═══ Selected text ═══

Attempt at clarifying platforms has side effects

Apple has begun blocking apps with the word "pad" in their title's main body, an official response suggests. Jesse Waites, the developer of ContactPad, notes that even though one version of his iPad app is already at the App Store, an update has been denied simply because the title bears too much similarity to the term iPad. References should be broken out, Apple insists, for example making it alright to amend the term "for iPad" to an app.

The restrictions are an extension of existing policies intended to prevent confusion about whether something is made by Apple or otherwise endorsed by the company. These have created some controversy, most notably when a program called iPodRip was recently forced to be renamed to iRip despite having been sold under the former identity for several years. Apple CEO Steve Jobs blithely dismissed complaints, calling the issue "not that big of a deal."

═══

> _Required action_
In the article on Apple's app naming restrictions, what name was iPodRip forced to adopt?

═══ Records ═══

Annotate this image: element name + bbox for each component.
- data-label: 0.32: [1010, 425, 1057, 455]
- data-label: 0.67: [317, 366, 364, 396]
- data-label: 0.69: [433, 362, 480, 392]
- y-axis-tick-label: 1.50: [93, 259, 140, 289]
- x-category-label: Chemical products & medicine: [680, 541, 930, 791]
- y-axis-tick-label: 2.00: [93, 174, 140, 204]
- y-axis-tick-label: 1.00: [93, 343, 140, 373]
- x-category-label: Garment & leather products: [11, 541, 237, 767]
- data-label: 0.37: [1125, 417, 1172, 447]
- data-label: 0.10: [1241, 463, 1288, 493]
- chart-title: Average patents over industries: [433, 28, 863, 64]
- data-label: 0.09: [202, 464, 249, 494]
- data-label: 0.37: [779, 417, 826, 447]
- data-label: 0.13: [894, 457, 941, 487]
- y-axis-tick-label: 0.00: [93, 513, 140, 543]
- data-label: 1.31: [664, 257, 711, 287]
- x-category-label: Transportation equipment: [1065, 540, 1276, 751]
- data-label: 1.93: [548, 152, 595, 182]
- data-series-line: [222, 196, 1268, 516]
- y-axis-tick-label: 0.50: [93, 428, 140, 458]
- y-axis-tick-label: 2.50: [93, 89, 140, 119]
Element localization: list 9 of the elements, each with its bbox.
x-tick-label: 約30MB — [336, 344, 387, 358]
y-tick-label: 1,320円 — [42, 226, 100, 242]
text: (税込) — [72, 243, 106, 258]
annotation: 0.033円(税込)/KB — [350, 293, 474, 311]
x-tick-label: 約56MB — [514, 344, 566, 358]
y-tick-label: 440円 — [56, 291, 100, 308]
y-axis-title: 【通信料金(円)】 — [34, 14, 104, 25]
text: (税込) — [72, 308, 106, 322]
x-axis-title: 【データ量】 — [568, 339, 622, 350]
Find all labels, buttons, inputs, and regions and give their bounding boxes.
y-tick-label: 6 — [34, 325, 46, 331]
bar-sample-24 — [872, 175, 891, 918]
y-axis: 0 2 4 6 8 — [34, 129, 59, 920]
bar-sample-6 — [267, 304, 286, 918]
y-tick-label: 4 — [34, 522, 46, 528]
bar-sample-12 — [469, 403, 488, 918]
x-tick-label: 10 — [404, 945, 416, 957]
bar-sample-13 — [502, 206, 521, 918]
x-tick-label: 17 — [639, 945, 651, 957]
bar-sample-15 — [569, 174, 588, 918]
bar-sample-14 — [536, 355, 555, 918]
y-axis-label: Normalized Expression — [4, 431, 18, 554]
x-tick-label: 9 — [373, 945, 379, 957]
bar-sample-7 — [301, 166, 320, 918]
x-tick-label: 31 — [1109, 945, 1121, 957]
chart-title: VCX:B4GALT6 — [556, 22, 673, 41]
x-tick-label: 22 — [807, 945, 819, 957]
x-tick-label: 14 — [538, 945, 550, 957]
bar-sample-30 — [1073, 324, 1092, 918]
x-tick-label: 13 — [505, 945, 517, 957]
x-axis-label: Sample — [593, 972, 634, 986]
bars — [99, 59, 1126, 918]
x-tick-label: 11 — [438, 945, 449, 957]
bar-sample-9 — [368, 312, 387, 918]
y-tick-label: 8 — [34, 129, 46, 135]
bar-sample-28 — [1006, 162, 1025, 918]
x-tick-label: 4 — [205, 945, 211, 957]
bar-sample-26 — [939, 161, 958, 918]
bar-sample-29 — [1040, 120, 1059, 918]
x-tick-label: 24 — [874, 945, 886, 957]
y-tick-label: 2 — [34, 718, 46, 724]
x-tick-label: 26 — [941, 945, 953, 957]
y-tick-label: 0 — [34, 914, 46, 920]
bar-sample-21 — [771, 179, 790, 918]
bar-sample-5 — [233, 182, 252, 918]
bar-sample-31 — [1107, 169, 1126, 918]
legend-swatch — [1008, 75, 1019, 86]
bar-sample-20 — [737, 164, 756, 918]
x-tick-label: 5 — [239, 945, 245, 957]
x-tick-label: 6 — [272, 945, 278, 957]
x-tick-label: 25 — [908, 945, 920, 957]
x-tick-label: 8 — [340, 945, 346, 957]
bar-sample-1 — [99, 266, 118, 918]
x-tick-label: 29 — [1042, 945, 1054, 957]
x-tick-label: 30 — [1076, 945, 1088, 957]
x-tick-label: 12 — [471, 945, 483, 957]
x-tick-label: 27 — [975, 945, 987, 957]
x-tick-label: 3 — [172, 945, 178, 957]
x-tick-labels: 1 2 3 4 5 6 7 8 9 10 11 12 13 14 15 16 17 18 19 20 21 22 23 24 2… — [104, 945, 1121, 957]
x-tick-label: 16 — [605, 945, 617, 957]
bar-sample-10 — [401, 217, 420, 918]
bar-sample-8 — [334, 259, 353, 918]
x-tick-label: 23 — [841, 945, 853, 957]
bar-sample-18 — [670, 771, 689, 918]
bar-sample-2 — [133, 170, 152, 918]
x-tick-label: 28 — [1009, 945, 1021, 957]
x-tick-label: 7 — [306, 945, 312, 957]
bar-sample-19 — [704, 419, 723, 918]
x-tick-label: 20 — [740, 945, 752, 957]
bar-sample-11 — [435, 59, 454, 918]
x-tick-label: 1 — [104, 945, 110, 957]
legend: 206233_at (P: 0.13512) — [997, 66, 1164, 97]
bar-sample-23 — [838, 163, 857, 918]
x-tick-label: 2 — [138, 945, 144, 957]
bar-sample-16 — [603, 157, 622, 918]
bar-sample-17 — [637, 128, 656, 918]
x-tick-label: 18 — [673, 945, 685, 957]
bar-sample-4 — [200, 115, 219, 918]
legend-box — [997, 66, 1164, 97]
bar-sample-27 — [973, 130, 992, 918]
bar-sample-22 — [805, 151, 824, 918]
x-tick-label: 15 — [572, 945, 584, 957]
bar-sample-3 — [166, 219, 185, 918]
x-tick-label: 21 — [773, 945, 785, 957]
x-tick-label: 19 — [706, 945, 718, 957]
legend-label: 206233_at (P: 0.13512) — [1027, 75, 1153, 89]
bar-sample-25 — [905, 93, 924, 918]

═══

> _Response_
iRip